### THE PROBLEM
Repeat, without any change, the entries presented below.

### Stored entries
★ ★ ★ ★ ★ ★ ★

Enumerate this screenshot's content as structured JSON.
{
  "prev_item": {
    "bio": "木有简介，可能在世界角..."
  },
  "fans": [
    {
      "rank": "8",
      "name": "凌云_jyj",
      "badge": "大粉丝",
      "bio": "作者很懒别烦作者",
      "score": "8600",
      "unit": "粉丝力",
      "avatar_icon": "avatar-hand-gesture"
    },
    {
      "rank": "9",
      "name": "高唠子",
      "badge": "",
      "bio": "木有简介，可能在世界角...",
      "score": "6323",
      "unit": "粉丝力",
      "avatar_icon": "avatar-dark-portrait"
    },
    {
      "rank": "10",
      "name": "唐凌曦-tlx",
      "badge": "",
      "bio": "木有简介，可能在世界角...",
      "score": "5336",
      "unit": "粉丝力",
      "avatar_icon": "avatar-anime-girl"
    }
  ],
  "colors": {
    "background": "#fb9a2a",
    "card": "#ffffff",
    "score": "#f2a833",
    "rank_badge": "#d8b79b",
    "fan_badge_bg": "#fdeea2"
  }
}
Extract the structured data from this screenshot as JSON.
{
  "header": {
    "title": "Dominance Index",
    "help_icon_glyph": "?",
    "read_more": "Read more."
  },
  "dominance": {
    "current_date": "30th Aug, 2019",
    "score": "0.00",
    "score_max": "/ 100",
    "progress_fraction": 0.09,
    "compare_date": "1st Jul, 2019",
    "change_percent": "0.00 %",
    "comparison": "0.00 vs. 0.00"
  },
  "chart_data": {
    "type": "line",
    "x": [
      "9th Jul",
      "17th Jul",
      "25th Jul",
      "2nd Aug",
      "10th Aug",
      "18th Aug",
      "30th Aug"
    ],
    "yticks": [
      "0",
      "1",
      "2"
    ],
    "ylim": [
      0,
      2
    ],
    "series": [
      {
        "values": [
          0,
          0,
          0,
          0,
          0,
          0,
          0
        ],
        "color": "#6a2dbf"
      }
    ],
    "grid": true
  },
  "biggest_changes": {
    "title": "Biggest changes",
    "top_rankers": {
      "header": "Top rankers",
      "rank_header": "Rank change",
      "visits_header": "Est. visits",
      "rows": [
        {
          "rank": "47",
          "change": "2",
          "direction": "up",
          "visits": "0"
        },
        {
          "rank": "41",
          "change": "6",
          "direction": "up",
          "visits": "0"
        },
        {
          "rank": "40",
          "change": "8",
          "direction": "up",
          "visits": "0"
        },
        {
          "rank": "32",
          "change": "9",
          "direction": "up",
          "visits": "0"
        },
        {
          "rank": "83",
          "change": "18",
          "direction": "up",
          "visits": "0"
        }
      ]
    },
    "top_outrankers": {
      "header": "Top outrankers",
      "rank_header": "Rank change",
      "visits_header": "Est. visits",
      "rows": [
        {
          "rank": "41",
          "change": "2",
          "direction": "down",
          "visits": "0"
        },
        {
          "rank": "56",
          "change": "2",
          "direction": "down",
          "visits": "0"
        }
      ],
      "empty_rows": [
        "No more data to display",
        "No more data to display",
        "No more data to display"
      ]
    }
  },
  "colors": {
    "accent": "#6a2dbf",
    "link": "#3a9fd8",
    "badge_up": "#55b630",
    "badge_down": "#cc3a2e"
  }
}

★ ★ ★ ★ ★ ★ ★

### REPLY TO THE EXERCISE
Enumerate this screenshot's content as structured JSON.
{
  "prev_item": {
    "bio": "木有简介，可能在世界角..."
  },
  "fans": [
    {
      "rank": "8",
      "name": "凌云_jyj",
      "badge": "大粉丝",
      "bio": "作者很懒别烦作者",
      "score": "8600",
      "unit": "粉丝力",
      "avatar_icon": "avatar-hand-gesture"
    },
    {
      "rank": "9",
      "name": "高唠子",
      "badge": "",
      "bio": "木有简介，可能在世界角...",
      "score": "6323",
      "unit": "粉丝力",
      "avatar_icon": "avatar-dark-portrait"
    },
    {
      "rank": "10",
      "name": "唐凌曦-tlx",
      "badge": "",
      "bio": "木有简介，可能在世界角...",
      "score": "5336",
      "unit": "粉丝力",
      "avatar_icon": "avatar-anime-girl"
    }
  ],
  "colors": {
    "background": "#fb9a2a",
    "card": "#ffffff",
    "score": "#f2a833",
    "rank_badge": "#d8b79b",
    "fan_badge_bg": "#fdeea2"
  }
}
Extract the structured data from this screenshot as JSON.
{
  "header": {
    "title": "Dominance Index",
    "help_icon_glyph": "?",
    "read_more": "Read more."
  },
  "dominance": {
    "current_date": "30th Aug, 2019",
    "score": "0.00",
    "score_max": "/ 100",
    "progress_fraction": 0.09,
    "compare_date": "1st Jul, 2019",
    "change_percent": "0.00 %",
    "comparison": "0.00 vs. 0.00"
  },
  "chart_data": {
    "type": "line",
    "x": [
      "9th Jul",
      "17th Jul",
      "25th Jul",
      "2nd Aug",
      "10th Aug",
      "18th Aug",
      "30th Aug"
    ],
    "yticks": [
      "0",
      "1",
      "2"
    ],
    "ylim": [
      0,
      2
    ],
    "series": [
      {
        "values": [
          0,
          0,
          0,
          0,
          0,
          0,
          0
        ],
        "color": "#6a2dbf"
      }
    ],
    "grid": true
  },
  "biggest_changes": {
    "title": "Biggest changes",
    "top_rankers": {
      "header": "Top rankers",
      "rank_header": "Rank change",
      "visits_header": "Est. visits",
      "rows": [
        {
          "rank": "47",
          "change": "2",
          "direction": "up",
          "visits": "0"
        },
        {
          "rank": "41",
          "change": "6",
          "direction": "up",
          "visits": "0"
        },
        {
          "rank": "40",
          "change": "8",
          "direction": "up",
          "visits": "0"
        },
        {
          "rank": "32",
          "change": "9",
          "direction": "up",
          "visits": "0"
        },
        {
          "rank": "83",
          "change": "18",
          "direction": "up",
          "visits": "0"
        }
      ]
    },
    "top_outrankers": {
      "header": "Top outrankers",
      "rank_header": "Rank change",
      "visits_header": "Est. visits",
      "rows": [
        {
          "rank": "41",
          "change": "2",
          "direction": "down",
          "visits": "0"
        },
        {
          "rank": "56",
          "change": "2",
          "direction": "down",
          "visits": "0"
        }
      ],
      "empty_rows": [
        "No more data to display",
        "No more data to display",
        "No more data to display"
      ]
    }
  },
  "colors": {
    "accent": "#6a2dbf",
    "link": "#3a9fd8",
    "badge_up": "#55b630",
    "badge_down": "#cc3a2e"
  }
}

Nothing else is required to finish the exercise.